- TASK TO CARRY OUT -
Check each line of the material below for the string "HILLS", then report how many lines have it, and nothing else.

- EXERCISE MATERIAL -
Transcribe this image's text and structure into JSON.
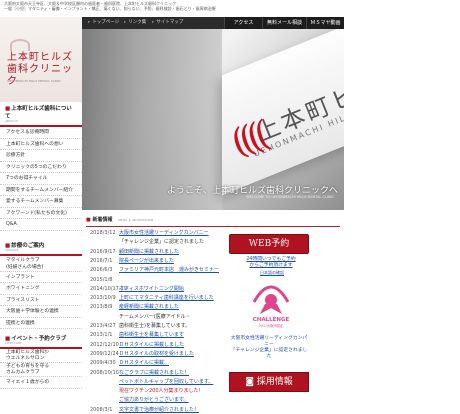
{
  "header": {
    "intro_line1": "大阪府大阪市天王寺区、大阪＆中学校区圏内の歯医者・歯科医院、上本町ヒルズ歯科クリニック",
    "intro_line2": "一般（小児）マタニティ・審美・インプラント・矯正、痛くない、削らない、予防、歯科検診・歯石とり・歯周病治療"
  },
  "logo": {
    "name_line1": "上本町ヒルズ",
    "name_line2": "歯科クリニック",
    "name_en": "UEHONMACHI HILLS DENTAL CLINIC",
    "accent_color": "#b1121f"
  },
  "nav": {
    "items": [
      "トップページ",
      "リンク集",
      "サイトマップ"
    ],
    "access": "アクセス",
    "mail": "無料メール相談",
    "mobile": "ＭＳマヤ動画"
  },
  "hero": {
    "sign_jp": "上本町ヒルズ",
    "sign_en": "UEHONMACHI HILLS",
    "caption": "ようこそ、上本町ヒルズ歯科クリニックへ",
    "caption_en": "WELCOME TO UEHONMACHI HILLS DENTAL CLINIC"
  },
  "sidebar": {
    "about_title": "上本町ヒルズ歯科について",
    "about_sub": "ABOUT US",
    "about_items": [
      "アクセス＆診療時間",
      "上本町ヒルズ歯科への想い",
      "診療方針",
      "クリニックの5つのこだわり",
      "7つのお得チャイル",
      "期間をするチームメンバー紹介",
      "愛するチームメンバー募集",
      "アクワーンド(私たちの文化)",
      "Q&A"
    ],
    "guide_title": "診療のご案内",
    "guide_sub": "GUIDANCE",
    "guide_items": [
      "マタイルクラブ\n(妊婦さんの場合)",
      "インプラント",
      "ホワイトニング",
      "プライスリスト",
      "大阪歯＋学体験との連携",
      "提携との連携"
    ],
    "event_title": "イベント・予約クラブ",
    "event_sub": "EVENT CLUB",
    "event_items": [
      "上本町ヒルズ歯科ｶﾝ\nウエルネルサロン",
      "子どもの育ちを守る\nカムカムクラブ",
      "マイエイ１歳からの"
    ]
  },
  "news": {
    "title": "新着情報",
    "subtitle": "NEWS ＆ INFORMATION",
    "rows": [
      {
        "date": "2018/3/12",
        "text": "大阪市女性活躍リーディングカンパニー",
        "style": "link"
      },
      {
        "date": "",
        "text": "「チャレンジ企業」に認定されました",
        "style": "plain"
      },
      {
        "date": "2016/9/17",
        "text": "顧田新聞に掲載されました",
        "style": "link"
      },
      {
        "date": "2016/7/1",
        "text": "院長ページが出来ました",
        "style": "link"
      },
      {
        "date": "2016/6/3",
        "text": "ファミリア神戸元町本店　運みがきセミナー",
        "style": "link"
      },
      {
        "date": "2015/1/8",
        "text": "",
        "style": "plain"
      },
      {
        "date": "2014/10/17-19",
        "text": "オフィスホワイトニング開始",
        "style": "link"
      },
      {
        "date": "2013/10/9",
        "text": "上町にてマタニティ歯科講座を行いました",
        "style": "link"
      },
      {
        "date": "2013/8/9",
        "text": "産経新聞に掲載されました",
        "style": "link"
      },
      {
        "date": "",
        "text": "チームメンバー(医療アイドル・",
        "style": "plain"
      },
      {
        "date": "2013/4/27",
        "text": "歯科衛生士)を募集しています。",
        "style": "plain"
      },
      {
        "date": "2013/1/1",
        "text": "歯科衛生士を募集しています",
        "style": "link"
      },
      {
        "date": "2012/12/10",
        "text": "ＤＨスタイルに掲載しました",
        "style": "link"
      },
      {
        "date": "2009/12/24",
        "text": "ＤＨスタイルの取材を受けました",
        "style": "link"
      },
      {
        "date": "2009/4/30",
        "text": "ＤＨスタイルに掲載、",
        "style": "link"
      },
      {
        "date": "2008/10/10",
        "text": "なごクラブに掲載されました！",
        "style": "link"
      },
      {
        "date": "",
        "text": "ペットボトルキャップを回収しています。",
        "style": "link"
      },
      {
        "date": "",
        "text": "現在ワクチン200人分集まりました！",
        "style": "red"
      },
      {
        "date": "",
        "text": "ご協力ありがとうございます。",
        "style": "link"
      },
      {
        "date": "2008/3/1",
        "text": "文字文書で治療が紹介されました！",
        "style": "link"
      }
    ]
  },
  "right": {
    "web_reserve": "WEB予約",
    "web_note": "24時間いつでもご予約からご予約頂けます",
    "lang_link": "日本語の確認",
    "challenge_badge": "CHALLENGE",
    "challenge_year": "2017大阪市認定",
    "challenge_text_line1": "大阪市女性活躍リーディングカンパニー",
    "challenge_text_line2": "「チャレンジ企業」に認定されました",
    "recruit": "採用情報"
  }
}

- REPLY -
3